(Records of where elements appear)
__________________________________________________
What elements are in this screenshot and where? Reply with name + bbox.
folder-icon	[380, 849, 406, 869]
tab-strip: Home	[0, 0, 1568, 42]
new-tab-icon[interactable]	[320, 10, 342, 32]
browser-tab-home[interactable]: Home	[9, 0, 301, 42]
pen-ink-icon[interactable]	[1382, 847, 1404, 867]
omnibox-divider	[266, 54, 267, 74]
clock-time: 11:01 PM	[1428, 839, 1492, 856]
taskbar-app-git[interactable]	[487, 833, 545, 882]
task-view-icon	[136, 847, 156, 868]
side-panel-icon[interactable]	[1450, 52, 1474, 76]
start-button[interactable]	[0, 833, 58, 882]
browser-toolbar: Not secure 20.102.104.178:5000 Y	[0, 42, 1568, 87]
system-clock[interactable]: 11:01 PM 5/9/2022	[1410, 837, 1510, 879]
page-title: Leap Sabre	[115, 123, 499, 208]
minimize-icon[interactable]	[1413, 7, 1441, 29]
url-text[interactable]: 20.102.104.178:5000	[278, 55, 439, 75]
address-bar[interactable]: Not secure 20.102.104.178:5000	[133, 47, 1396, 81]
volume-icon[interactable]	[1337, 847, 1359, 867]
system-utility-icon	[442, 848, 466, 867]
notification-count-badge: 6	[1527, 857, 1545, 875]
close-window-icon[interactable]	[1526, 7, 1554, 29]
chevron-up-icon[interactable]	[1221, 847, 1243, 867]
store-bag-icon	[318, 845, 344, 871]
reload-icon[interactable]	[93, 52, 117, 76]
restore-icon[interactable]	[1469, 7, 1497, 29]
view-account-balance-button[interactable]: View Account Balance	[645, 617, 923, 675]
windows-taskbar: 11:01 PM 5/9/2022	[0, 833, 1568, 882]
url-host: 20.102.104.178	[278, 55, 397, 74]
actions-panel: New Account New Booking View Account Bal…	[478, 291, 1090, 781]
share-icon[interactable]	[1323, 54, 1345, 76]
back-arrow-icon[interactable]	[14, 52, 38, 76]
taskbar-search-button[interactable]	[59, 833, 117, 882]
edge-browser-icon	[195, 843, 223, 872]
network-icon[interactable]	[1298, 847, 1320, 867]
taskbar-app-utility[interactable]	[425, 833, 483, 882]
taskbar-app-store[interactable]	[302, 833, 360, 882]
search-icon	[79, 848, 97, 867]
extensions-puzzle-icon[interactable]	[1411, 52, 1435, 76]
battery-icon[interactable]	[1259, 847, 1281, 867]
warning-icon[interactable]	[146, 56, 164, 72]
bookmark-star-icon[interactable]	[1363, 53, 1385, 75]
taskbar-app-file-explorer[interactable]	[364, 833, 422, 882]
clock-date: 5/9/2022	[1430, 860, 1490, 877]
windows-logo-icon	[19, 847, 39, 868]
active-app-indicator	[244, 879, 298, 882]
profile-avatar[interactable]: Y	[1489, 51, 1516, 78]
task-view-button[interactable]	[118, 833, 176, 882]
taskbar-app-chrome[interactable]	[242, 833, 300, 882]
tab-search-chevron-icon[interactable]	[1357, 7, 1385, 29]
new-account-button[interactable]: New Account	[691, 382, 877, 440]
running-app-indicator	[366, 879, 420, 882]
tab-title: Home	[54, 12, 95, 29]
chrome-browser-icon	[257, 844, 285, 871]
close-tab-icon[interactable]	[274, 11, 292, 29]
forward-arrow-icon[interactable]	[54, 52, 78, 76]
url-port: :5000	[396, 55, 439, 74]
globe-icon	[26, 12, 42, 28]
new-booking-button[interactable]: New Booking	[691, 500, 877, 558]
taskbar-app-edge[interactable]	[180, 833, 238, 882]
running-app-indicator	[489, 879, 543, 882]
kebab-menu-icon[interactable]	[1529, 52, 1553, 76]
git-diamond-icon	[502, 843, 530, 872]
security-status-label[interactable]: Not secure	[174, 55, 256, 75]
__________________________________________________
**What you should do:**
Rewrite all the rows above, replacing "Not secure" with "Insecure" wherever it occurs and leaving everything else unchanged.

**The reply:**
What elements are in this screenshot and where? Reply with name + bbox.
folder-icon	[380, 849, 406, 869]
tab-strip: Home	[0, 0, 1568, 42]
new-tab-icon[interactable]	[320, 10, 342, 32]
browser-tab-home[interactable]: Home	[9, 0, 301, 42]
pen-ink-icon[interactable]	[1382, 847, 1404, 867]
omnibox-divider	[266, 54, 267, 74]
clock-time: 11:01 PM	[1428, 839, 1492, 856]
taskbar-app-git[interactable]	[487, 833, 545, 882]
task-view-icon	[136, 847, 156, 868]
side-panel-icon[interactable]	[1450, 52, 1474, 76]
start-button[interactable]	[0, 833, 58, 882]
browser-toolbar: Insecure 20.102.104.178:5000 Y	[0, 42, 1568, 87]
system-clock[interactable]: 11:01 PM 5/9/2022	[1410, 837, 1510, 879]
page-title: Leap Sabre	[115, 123, 499, 208]
minimize-icon[interactable]	[1413, 7, 1441, 29]
url-text[interactable]: 20.102.104.178:5000	[278, 55, 439, 75]
address-bar[interactable]: Insecure 20.102.104.178:5000	[133, 47, 1396, 81]
volume-icon[interactable]	[1337, 847, 1359, 867]
system-utility-icon	[442, 848, 466, 867]
notification-count-badge: 6	[1527, 857, 1545, 875]
close-window-icon[interactable]	[1526, 7, 1554, 29]
chevron-up-icon[interactable]	[1221, 847, 1243, 867]
store-bag-icon	[318, 845, 344, 871]
reload-icon[interactable]	[93, 52, 117, 76]
restore-icon[interactable]	[1469, 7, 1497, 29]
view-account-balance-button[interactable]: View Account Balance	[645, 617, 923, 675]
windows-taskbar: 11:01 PM 5/9/2022	[0, 833, 1568, 882]
url-host: 20.102.104.178	[278, 55, 397, 74]
actions-panel: New Account New Booking View Account Bal…	[478, 291, 1090, 781]
share-icon[interactable]	[1323, 54, 1345, 76]
back-arrow-icon[interactable]	[14, 52, 38, 76]
taskbar-search-button[interactable]	[59, 833, 117, 882]
edge-browser-icon	[195, 843, 223, 872]
network-icon[interactable]	[1298, 847, 1320, 867]
taskbar-app-utility[interactable]	[425, 833, 483, 882]
taskbar-app-store[interactable]	[302, 833, 360, 882]
search-icon	[79, 848, 97, 867]
extensions-puzzle-icon[interactable]	[1411, 52, 1435, 76]
battery-icon[interactable]	[1259, 847, 1281, 867]
warning-icon[interactable]	[146, 56, 164, 72]
bookmark-star-icon[interactable]	[1363, 53, 1385, 75]
taskbar-app-file-explorer[interactable]	[364, 833, 422, 882]
clock-date: 5/9/2022	[1430, 860, 1490, 877]
windows-logo-icon	[19, 847, 39, 868]
active-app-indicator	[244, 879, 298, 882]
profile-avatar[interactable]: Y	[1489, 51, 1516, 78]
task-view-button[interactable]	[118, 833, 176, 882]
taskbar-app-chrome[interactable]	[242, 833, 300, 882]
tab-search-chevron-icon[interactable]	[1357, 7, 1385, 29]
new-account-button[interactable]: New Account	[691, 382, 877, 440]
running-app-indicator	[366, 879, 420, 882]
tab-title: Home	[54, 12, 95, 29]
chrome-browser-icon	[257, 844, 285, 871]
close-tab-icon[interactable]	[274, 11, 292, 29]
forward-arrow-icon[interactable]	[54, 52, 78, 76]
url-port: :5000	[396, 55, 439, 74]
globe-icon	[26, 12, 42, 28]
new-booking-button[interactable]: New Booking	[691, 500, 877, 558]
taskbar-app-edge[interactable]	[180, 833, 238, 882]
running-app-indicator	[489, 879, 543, 882]
kebab-menu-icon[interactable]	[1529, 52, 1553, 76]
git-diamond-icon	[502, 843, 530, 872]
security-status-label[interactable]: Insecure	[174, 55, 256, 75]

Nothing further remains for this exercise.